---------- Information supplied

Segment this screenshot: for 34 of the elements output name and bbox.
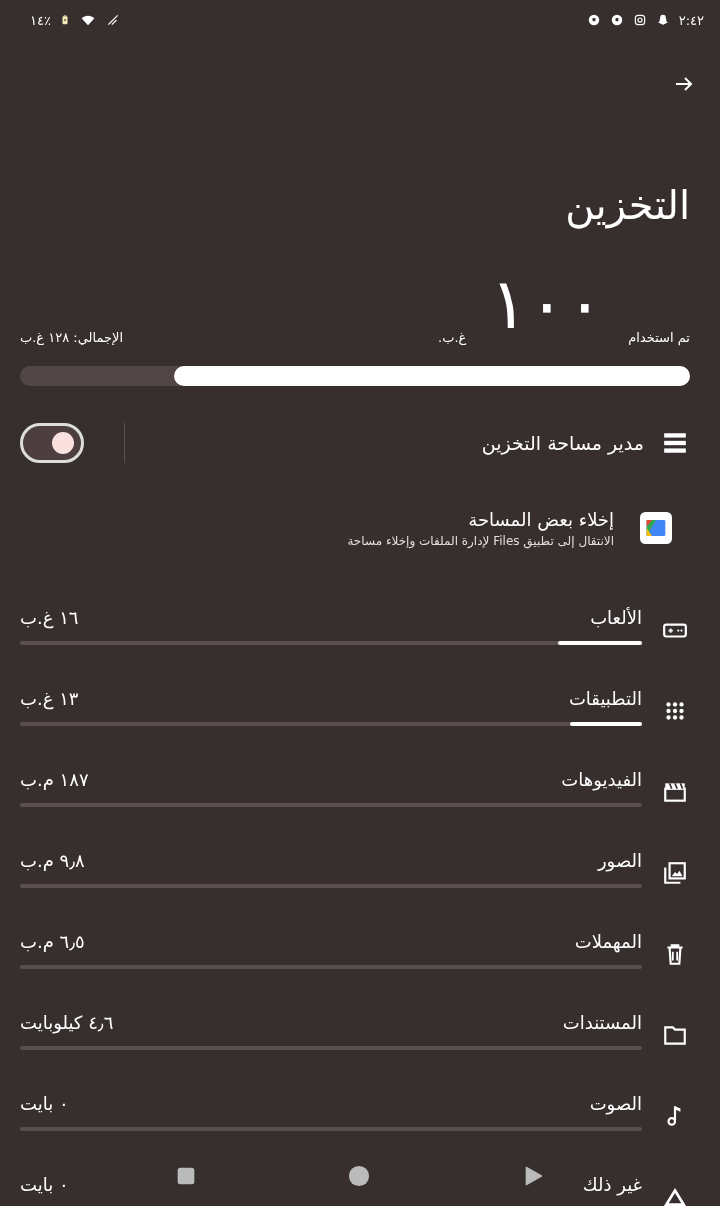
folder-app-icon[interactable] (640, 512, 672, 544)
category-size: ١٨٧ م.ب (20, 768, 89, 792)
category-name[interactable]: الصوت (589, 1091, 642, 1117)
category-size: ١٦ غ.ب (20, 606, 79, 631)
category-name[interactable]: التطبيقات (568, 686, 642, 712)
category-size: ٦٫٥ م.ب (20, 930, 85, 954)
category-size: ٤٫٦ كيلوبايت (20, 1011, 114, 1036)
category-name[interactable]: الفيديوهات (561, 767, 642, 793)
camera-icon (632, 13, 647, 27)
recents-icon[interactable] (176, 1166, 196, 1186)
category-name[interactable]: غير ذلك (582, 1172, 642, 1198)
category-name[interactable]: المهملات (574, 929, 642, 955)
home-icon[interactable] (348, 1165, 370, 1187)
storage-icon (662, 430, 688, 456)
signal-off-icon (105, 13, 120, 27)
category-size: ٠ بايت (20, 1092, 69, 1116)
used-unit: غ.ب. (438, 329, 467, 347)
category-size: ٠ بايت (20, 1173, 69, 1197)
free-up-title[interactable]: إخلاء بعض المساحة (347, 508, 614, 530)
clock: ٢:٤٢ (678, 12, 704, 28)
category-size: ١٣ غ.ب (20, 687, 79, 712)
used-label: تم استخدام (628, 329, 690, 348)
battery-percentage: ٪١٤ (30, 12, 51, 28)
category-name[interactable]: المستندات (562, 1010, 642, 1036)
toggle-switch[interactable] (20, 423, 84, 463)
category-size: ٩٫٨ م.ب (20, 849, 85, 873)
free-up-description: الانتقال إلى تطبيق Files لإدارة الملفات وإخلاء مساحة (347, 533, 614, 548)
total-capacity: الإجمالي: ١٢٨ غ.ب (20, 329, 124, 347)
photo-gallery-icon (662, 860, 688, 886)
category-name[interactable]: الصور (597, 848, 642, 874)
used-amount: ١٠٠ (490, 264, 605, 344)
category-name[interactable]: الألعاب (590, 605, 642, 631)
storage-manager-label: مدير مساحة التخزين (481, 432, 644, 454)
page-title: التخزين (564, 181, 690, 230)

--------------------

- Problem description:
Count the lines of the records that contain the string "icon", matching case exactly, and give only that number.

- Completed task:
7